_Job_. Repeat the data verbatim.

[start Material supplied]

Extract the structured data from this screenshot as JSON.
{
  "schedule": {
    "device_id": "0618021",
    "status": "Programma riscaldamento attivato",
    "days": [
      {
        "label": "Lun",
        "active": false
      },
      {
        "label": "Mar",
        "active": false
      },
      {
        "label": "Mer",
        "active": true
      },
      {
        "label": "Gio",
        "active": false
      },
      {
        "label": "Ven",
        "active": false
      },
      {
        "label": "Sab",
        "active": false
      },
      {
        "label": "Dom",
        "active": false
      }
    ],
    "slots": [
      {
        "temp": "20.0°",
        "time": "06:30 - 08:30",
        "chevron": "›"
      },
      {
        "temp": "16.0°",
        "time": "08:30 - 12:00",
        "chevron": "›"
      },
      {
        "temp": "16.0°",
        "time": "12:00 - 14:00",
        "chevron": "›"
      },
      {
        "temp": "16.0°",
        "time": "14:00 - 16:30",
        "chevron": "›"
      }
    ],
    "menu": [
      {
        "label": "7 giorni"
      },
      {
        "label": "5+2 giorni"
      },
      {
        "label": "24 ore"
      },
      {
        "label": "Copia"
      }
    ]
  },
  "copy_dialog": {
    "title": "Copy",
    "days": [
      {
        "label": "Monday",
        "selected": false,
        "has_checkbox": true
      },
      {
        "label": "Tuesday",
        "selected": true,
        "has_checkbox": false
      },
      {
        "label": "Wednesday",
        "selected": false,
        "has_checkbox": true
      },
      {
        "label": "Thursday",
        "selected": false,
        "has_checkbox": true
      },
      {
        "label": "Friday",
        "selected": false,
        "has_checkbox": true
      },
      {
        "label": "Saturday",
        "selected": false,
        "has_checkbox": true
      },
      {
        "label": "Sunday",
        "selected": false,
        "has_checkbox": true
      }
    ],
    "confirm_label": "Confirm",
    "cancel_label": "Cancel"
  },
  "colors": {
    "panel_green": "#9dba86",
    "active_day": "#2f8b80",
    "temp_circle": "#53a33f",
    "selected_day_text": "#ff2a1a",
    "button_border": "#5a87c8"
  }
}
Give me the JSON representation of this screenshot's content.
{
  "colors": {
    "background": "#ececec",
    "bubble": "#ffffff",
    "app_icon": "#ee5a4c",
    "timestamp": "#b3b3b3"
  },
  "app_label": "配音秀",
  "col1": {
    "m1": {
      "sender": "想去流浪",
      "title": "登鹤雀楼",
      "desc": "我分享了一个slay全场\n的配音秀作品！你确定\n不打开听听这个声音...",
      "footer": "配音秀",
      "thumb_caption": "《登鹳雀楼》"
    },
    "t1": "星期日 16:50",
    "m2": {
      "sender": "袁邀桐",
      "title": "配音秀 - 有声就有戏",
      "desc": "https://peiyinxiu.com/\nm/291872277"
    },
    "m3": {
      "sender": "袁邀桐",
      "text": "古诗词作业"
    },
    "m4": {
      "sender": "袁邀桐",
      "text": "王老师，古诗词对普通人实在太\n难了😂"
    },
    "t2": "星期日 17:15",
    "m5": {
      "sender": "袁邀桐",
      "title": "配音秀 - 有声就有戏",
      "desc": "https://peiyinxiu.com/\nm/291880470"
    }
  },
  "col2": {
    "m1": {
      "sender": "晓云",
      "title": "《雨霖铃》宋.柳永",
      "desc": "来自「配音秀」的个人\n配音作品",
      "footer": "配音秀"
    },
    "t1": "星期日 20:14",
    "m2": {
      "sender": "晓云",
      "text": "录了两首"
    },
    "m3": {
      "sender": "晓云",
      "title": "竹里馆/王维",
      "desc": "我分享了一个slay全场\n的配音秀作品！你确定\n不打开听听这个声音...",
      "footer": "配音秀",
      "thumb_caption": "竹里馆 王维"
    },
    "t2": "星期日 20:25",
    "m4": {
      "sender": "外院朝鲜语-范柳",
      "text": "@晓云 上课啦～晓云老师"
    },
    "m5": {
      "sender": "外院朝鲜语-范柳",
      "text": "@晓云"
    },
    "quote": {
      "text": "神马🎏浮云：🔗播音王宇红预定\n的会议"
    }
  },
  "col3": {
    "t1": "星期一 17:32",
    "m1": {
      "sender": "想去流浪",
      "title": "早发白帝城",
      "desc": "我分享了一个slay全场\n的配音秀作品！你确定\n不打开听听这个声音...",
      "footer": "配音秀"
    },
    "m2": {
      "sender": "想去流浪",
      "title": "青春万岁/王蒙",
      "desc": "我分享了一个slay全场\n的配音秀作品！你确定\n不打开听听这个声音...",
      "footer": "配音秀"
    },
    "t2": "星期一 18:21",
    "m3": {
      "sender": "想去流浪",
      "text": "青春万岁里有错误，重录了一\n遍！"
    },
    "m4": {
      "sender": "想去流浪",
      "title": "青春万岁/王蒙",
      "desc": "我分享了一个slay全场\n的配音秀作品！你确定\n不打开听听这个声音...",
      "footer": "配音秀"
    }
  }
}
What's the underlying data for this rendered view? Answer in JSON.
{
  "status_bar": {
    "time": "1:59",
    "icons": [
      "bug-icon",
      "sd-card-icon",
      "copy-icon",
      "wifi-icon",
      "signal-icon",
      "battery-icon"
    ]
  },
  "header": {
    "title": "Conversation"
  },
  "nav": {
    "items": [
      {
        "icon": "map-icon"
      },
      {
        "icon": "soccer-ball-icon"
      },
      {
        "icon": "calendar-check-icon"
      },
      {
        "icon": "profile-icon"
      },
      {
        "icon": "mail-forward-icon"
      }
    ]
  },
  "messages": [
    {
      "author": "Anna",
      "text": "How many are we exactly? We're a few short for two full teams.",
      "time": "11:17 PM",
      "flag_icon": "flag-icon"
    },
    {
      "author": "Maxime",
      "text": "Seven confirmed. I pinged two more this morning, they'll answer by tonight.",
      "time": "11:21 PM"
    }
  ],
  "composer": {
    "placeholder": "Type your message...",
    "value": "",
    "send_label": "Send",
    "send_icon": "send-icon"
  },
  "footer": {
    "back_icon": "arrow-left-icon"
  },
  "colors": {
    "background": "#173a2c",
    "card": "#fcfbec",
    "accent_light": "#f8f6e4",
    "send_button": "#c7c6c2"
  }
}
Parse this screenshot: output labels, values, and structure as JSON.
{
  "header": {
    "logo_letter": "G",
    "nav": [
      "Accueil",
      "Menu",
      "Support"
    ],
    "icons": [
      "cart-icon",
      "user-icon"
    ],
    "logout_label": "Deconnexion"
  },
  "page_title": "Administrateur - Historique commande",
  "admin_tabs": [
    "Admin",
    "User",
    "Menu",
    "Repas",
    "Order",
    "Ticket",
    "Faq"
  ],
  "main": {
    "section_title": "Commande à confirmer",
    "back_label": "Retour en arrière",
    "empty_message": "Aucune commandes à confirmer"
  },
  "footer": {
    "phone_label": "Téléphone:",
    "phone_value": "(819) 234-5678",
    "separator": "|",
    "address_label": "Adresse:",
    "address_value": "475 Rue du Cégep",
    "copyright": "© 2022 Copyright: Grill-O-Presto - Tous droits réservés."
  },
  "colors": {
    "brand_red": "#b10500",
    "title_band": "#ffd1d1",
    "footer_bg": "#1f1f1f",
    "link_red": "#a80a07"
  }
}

[end Material supplied]

_Correct response_.
Extract the structured data from this screenshot as JSON.
{
  "schedule": {
    "device_id": "0618021",
    "status": "Programma riscaldamento attivato",
    "days": [
      {
        "label": "Lun",
        "active": false
      },
      {
        "label": "Mar",
        "active": false
      },
      {
        "label": "Mer",
        "active": true
      },
      {
        "label": "Gio",
        "active": false
      },
      {
        "label": "Ven",
        "active": false
      },
      {
        "label": "Sab",
        "active": false
      },
      {
        "label": "Dom",
        "active": false
      }
    ],
    "slots": [
      {
        "temp": "20.0°",
        "time": "06:30 - 08:30",
        "chevron": "›"
      },
      {
        "temp": "16.0°",
        "time": "08:30 - 12:00",
        "chevron": "›"
      },
      {
        "temp": "16.0°",
        "time": "12:00 - 14:00",
        "chevron": "›"
      },
      {
        "temp": "16.0°",
        "time": "14:00 - 16:30",
        "chevron": "›"
      }
    ],
    "menu": [
      {
        "label": "7 giorni"
      },
      {
        "label": "5+2 giorni"
      },
      {
        "label": "24 ore"
      },
      {
        "label": "Copia"
      }
    ]
  },
  "copy_dialog": {
    "title": "Copy",
    "days": [
      {
        "label": "Monday",
        "selected": false,
        "has_checkbox": true
      },
      {
        "label": "Tuesday",
        "selected": true,
        "has_checkbox": false
      },
      {
        "label": "Wednesday",
        "selected": false,
        "has_checkbox": true
      },
      {
        "label": "Thursday",
        "selected": false,
        "has_checkbox": true
      },
      {
        "label": "Friday",
        "selected": false,
        "has_checkbox": true
      },
      {
        "label": "Saturday",
        "selected": false,
        "has_checkbox": true
      },
      {
        "label": "Sunday",
        "selected": false,
        "has_checkbox": true
      }
    ],
    "confirm_label": "Confirm",
    "cancel_label": "Cancel"
  },
  "colors": {
    "panel_green": "#9dba86",
    "active_day": "#2f8b80",
    "temp_circle": "#53a33f",
    "selected_day_text": "#ff2a1a",
    "button_border": "#5a87c8"
  }
}
Give me the JSON representation of this screenshot's content.
{
  "colors": {
    "background": "#ececec",
    "bubble": "#ffffff",
    "app_icon": "#ee5a4c",
    "timestamp": "#b3b3b3"
  },
  "app_label": "配音秀",
  "col1": {
    "m1": {
      "sender": "想去流浪",
      "title": "登鹤雀楼",
      "desc": "我分享了一个slay全场\n的配音秀作品！你确定\n不打开听听这个声音...",
      "footer": "配音秀",
      "thumb_caption": "《登鹳雀楼》"
    },
    "t1": "星期日 16:50",
    "m2": {
      "sender": "袁邀桐",
      "title": "配音秀 - 有声就有戏",
      "desc": "https://peiyinxiu.com/\nm/291872277"
    },
    "m3": {
      "sender": "袁邀桐",
      "text": "古诗词作业"
    },
    "m4": {
      "sender": "袁邀桐",
      "text": "王老师，古诗词对普通人实在太\n难了😂"
    },
    "t2": "星期日 17:15",
    "m5": {
      "sender": "袁邀桐",
      "title": "配音秀 - 有声就有戏",
      "desc": "https://peiyinxiu.com/\nm/291880470"
    }
  },
  "col2": {
    "m1": {
      "sender": "晓云",
      "title": "《雨霖铃》宋.柳永",
      "desc": "来自「配音秀」的个人\n配音作品",
      "footer": "配音秀"
    },
    "t1": "星期日 20:14",
    "m2": {
      "sender": "晓云",
      "text": "录了两首"
    },
    "m3": {
      "sender": "晓云",
      "title": "竹里馆/王维",
      "desc": "我分享了一个slay全场\n的配音秀作品！你确定\n不打开听听这个声音...",
      "footer": "配音秀",
      "thumb_caption": "竹里馆 王维"
    },
    "t2": "星期日 20:25",
    "m4": {
      "sender": "外院朝鲜语-范柳",
      "text": "@晓云 上课啦～晓云老师"
    },
    "m5": {
      "sender": "外院朝鲜语-范柳",
      "text": "@晓云"
    },
    "quote": {
      "text": "神马🎏浮云：🔗播音王宇红预定\n的会议"
    }
  },
  "col3": {
    "t1": "星期一 17:32",
    "m1": {
      "sender": "想去流浪",
      "title": "早发白帝城",
      "desc": "我分享了一个slay全场\n的配音秀作品！你确定\n不打开听听这个声音...",
      "footer": "配音秀"
    },
    "m2": {
      "sender": "想去流浪",
      "title": "青春万岁/王蒙",
      "desc": "我分享了一个slay全场\n的配音秀作品！你确定\n不打开听听这个声音...",
      "footer": "配音秀"
    },
    "t2": "星期一 18:21",
    "m3": {
      "sender": "想去流浪",
      "text": "青春万岁里有错误，重录了一\n遍！"
    },
    "m4": {
      "sender": "想去流浪",
      "title": "青春万岁/王蒙",
      "desc": "我分享了一个slay全场\n的配音秀作品！你确定\n不打开听听这个声音...",
      "footer": "配音秀"
    }
  }
}
What's the underlying data for this rendered view? Answer in JSON.
{
  "status_bar": {
    "time": "1:59",
    "icons": [
      "bug-icon",
      "sd-card-icon",
      "copy-icon",
      "wifi-icon",
      "signal-icon",
      "battery-icon"
    ]
  },
  "header": {
    "title": "Conversation"
  },
  "nav": {
    "items": [
      {
        "icon": "map-icon"
      },
      {
        "icon": "soccer-ball-icon"
      },
      {
        "icon": "calendar-check-icon"
      },
      {
        "icon": "profile-icon"
      },
      {
        "icon": "mail-forward-icon"
      }
    ]
  },
  "messages": [
    {
      "author": "Anna",
      "text": "How many are we exactly? We're a few short for two full teams.",
      "time": "11:17 PM",
      "flag_icon": "flag-icon"
    },
    {
      "author": "Maxime",
      "text": "Seven confirmed. I pinged two more this morning, they'll answer by tonight.",
      "time": "11:21 PM"
    }
  ],
  "composer": {
    "placeholder": "Type your message...",
    "value": "",
    "send_label": "Send",
    "send_icon": "send-icon"
  },
  "footer": {
    "back_icon": "arrow-left-icon"
  },
  "colors": {
    "background": "#173a2c",
    "card": "#fcfbec",
    "accent_light": "#f8f6e4",
    "send_button": "#c7c6c2"
  }
}
Parse this screenshot: output labels, values, and structure as JSON.
{
  "header": {
    "logo_letter": "G",
    "nav": [
      "Accueil",
      "Menu",
      "Support"
    ],
    "icons": [
      "cart-icon",
      "user-icon"
    ],
    "logout_label": "Deconnexion"
  },
  "page_title": "Administrateur - Historique commande",
  "admin_tabs": [
    "Admin",
    "User",
    "Menu",
    "Repas",
    "Order",
    "Ticket",
    "Faq"
  ],
  "main": {
    "section_title": "Commande à confirmer",
    "back_label": "Retour en arrière",
    "empty_message": "Aucune commandes à confirmer"
  },
  "footer": {
    "phone_label": "Téléphone:",
    "phone_value": "(819) 234-5678",
    "separator": "|",
    "address_label": "Adresse:",
    "address_value": "475 Rue du Cégep",
    "copyright": "© 2022 Copyright: Grill-O-Presto - Tous droits réservés."
  },
  "colors": {
    "brand_red": "#b10500",
    "title_band": "#ffd1d1",
    "footer_bg": "#1f1f1f",
    "link_red": "#a80a07"
  }
}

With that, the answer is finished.